• WHAT YOU HAVE TO DO: Go through the listing and pick out each line with the word "grid" in it.

START RECORDS FOR PROCESSING

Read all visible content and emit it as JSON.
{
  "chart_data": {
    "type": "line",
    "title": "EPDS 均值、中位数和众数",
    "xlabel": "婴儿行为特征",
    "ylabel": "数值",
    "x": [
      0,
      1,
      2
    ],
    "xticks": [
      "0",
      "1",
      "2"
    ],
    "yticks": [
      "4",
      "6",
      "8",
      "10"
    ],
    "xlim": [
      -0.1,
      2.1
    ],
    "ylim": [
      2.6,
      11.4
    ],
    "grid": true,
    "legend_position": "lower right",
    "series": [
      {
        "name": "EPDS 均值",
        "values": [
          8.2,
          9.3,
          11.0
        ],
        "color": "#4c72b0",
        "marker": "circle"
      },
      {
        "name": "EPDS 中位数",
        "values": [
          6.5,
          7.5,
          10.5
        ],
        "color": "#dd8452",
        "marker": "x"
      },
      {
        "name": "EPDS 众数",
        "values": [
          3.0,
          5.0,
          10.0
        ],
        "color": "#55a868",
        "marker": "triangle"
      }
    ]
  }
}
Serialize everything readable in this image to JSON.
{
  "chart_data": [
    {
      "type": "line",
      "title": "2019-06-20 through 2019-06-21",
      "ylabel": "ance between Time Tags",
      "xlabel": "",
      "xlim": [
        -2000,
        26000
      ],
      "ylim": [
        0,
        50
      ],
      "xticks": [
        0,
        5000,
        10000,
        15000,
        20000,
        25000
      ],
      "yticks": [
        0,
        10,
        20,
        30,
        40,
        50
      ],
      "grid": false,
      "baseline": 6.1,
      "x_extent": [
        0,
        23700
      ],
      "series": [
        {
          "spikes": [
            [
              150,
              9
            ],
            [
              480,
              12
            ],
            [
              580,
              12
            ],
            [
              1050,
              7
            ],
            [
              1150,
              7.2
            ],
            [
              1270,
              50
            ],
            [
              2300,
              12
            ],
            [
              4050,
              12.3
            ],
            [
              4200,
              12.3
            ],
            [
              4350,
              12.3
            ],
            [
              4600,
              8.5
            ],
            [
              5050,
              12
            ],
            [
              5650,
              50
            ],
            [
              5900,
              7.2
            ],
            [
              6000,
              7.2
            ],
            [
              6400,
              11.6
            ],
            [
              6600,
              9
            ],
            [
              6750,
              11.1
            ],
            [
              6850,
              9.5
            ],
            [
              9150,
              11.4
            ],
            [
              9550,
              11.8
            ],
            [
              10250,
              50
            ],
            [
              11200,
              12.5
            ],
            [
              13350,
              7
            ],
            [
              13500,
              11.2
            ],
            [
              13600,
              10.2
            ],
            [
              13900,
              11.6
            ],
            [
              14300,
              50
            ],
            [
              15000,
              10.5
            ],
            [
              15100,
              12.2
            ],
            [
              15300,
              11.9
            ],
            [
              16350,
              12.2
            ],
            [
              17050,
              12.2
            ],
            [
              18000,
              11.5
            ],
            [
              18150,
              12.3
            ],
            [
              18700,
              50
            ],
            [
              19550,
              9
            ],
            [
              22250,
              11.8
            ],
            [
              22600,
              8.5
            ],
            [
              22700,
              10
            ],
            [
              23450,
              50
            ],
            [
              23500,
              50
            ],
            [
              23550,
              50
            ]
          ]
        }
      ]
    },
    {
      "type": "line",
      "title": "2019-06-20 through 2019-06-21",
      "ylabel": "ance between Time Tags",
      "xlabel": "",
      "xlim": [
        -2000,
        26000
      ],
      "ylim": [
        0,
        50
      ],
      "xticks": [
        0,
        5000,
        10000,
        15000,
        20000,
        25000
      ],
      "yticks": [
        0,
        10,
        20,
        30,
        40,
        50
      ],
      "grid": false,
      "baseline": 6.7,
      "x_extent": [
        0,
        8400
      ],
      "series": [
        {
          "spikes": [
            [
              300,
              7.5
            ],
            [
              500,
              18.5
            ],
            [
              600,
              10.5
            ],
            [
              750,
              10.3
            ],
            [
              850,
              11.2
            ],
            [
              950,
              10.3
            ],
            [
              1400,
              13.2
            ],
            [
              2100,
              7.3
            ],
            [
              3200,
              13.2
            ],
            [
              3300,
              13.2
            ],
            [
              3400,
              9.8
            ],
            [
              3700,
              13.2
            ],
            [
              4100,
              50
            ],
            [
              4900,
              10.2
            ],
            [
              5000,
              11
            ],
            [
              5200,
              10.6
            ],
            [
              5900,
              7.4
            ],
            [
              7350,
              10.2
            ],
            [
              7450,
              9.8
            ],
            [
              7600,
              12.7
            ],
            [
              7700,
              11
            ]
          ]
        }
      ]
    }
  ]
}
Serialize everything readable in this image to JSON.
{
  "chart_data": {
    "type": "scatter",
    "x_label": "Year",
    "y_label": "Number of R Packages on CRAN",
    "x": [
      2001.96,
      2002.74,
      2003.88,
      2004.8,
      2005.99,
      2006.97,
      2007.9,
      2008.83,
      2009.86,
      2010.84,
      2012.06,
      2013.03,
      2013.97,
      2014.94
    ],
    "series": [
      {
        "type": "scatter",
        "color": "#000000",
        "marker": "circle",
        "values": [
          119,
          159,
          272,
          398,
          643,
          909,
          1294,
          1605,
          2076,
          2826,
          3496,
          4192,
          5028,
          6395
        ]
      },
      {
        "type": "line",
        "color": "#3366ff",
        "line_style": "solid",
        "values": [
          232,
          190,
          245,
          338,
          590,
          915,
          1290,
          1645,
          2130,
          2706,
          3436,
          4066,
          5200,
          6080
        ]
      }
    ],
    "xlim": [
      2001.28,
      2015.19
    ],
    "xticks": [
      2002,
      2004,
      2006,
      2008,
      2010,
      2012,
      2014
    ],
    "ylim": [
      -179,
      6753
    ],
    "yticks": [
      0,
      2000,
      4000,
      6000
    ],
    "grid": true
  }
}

END RECORDS FOR PROCESSING
START RECORDS FOR PROCESSING

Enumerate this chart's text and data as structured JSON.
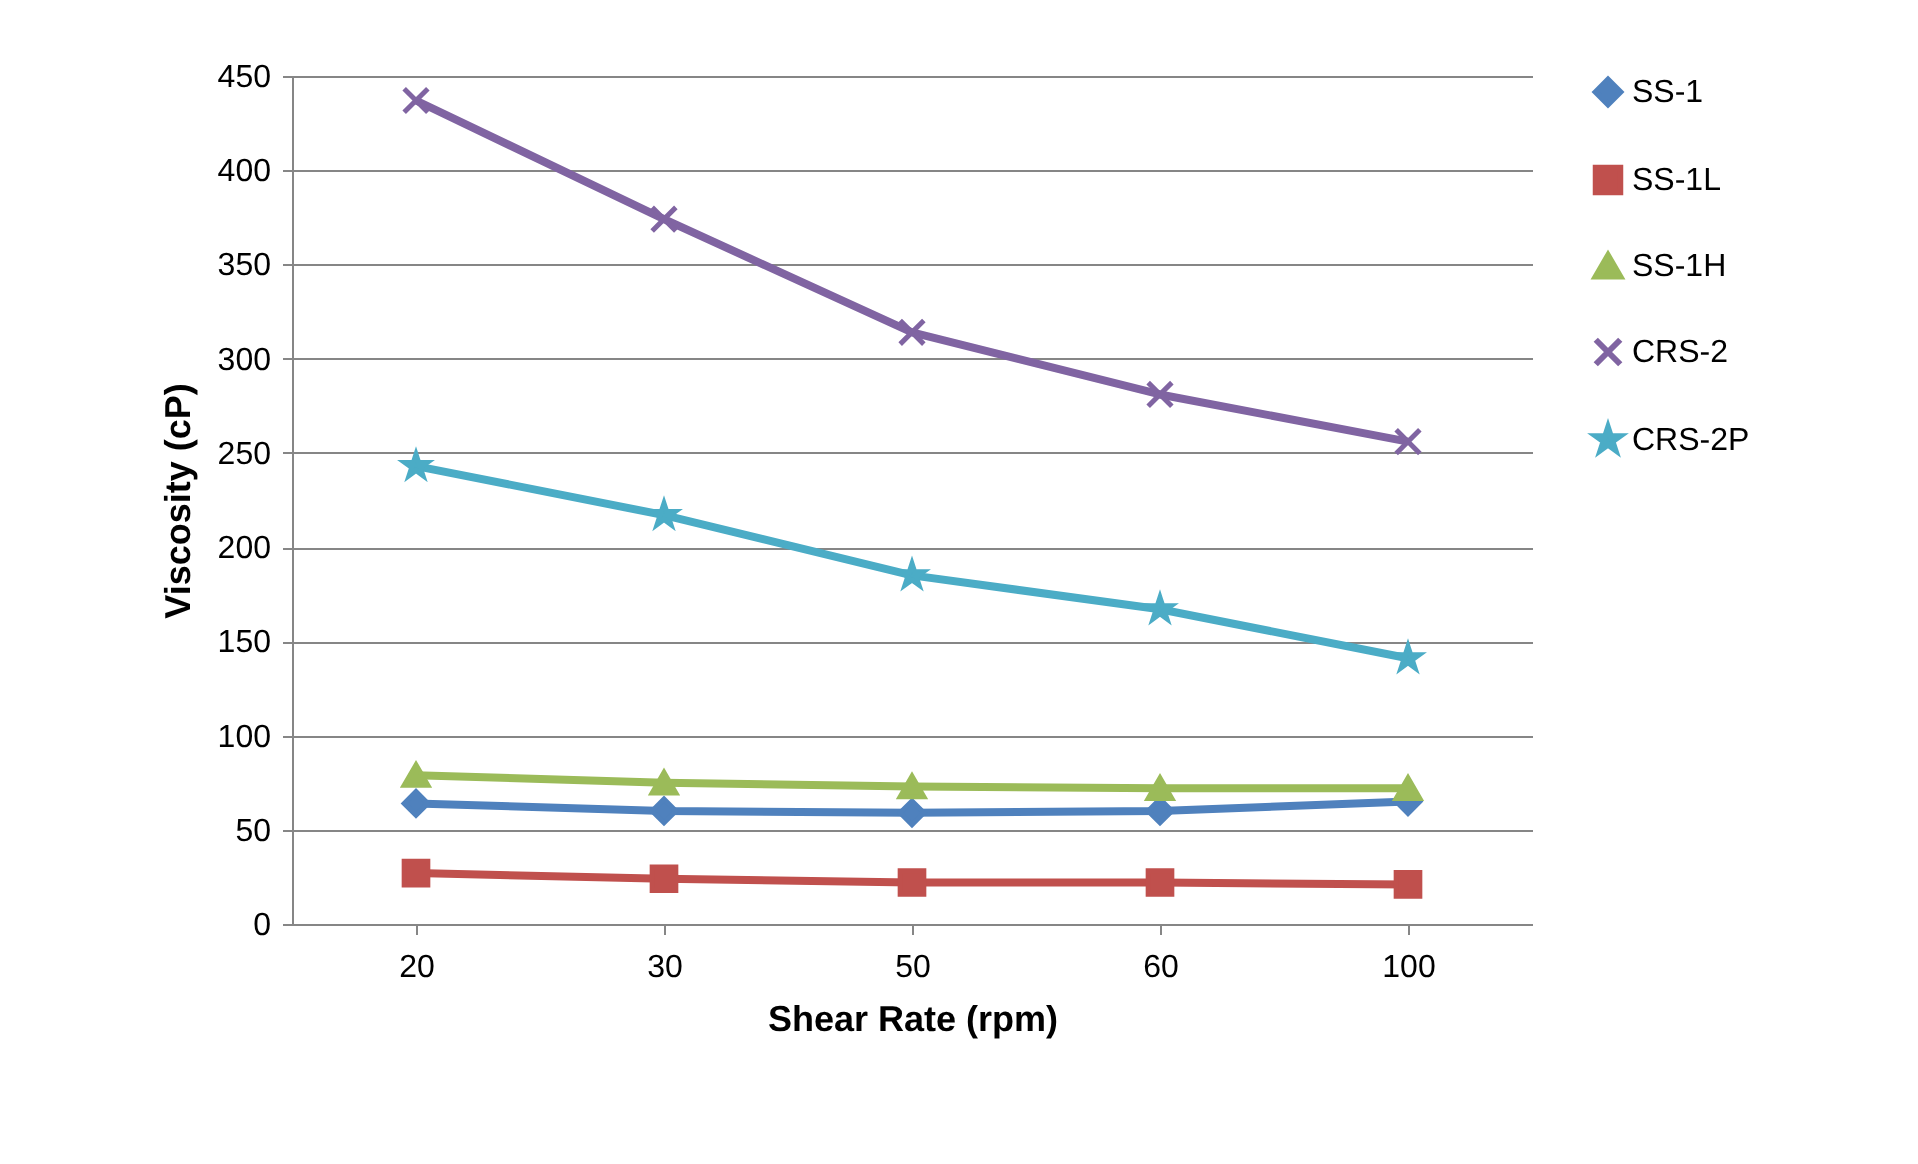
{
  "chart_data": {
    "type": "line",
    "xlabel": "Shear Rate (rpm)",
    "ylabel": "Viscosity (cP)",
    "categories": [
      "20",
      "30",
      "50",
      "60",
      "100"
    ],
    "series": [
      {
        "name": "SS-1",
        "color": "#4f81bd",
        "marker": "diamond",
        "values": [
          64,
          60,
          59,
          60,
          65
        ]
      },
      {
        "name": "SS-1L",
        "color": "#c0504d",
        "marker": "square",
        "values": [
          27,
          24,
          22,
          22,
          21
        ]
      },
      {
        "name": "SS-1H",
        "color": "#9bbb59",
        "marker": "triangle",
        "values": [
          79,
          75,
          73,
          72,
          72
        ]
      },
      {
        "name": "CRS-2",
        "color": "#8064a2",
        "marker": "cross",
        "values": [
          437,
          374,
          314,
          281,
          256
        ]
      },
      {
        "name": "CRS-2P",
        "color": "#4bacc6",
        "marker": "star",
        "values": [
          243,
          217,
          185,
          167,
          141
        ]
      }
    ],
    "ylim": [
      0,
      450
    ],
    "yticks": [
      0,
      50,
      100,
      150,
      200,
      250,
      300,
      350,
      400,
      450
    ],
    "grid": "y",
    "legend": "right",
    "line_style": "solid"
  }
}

END RECORDS FOR PROCESSING

• REPLY TO THE EXERCISE:
    "grid": true,
      "grid": false,
      "grid": false,
    "grid": true
    "grid": "y",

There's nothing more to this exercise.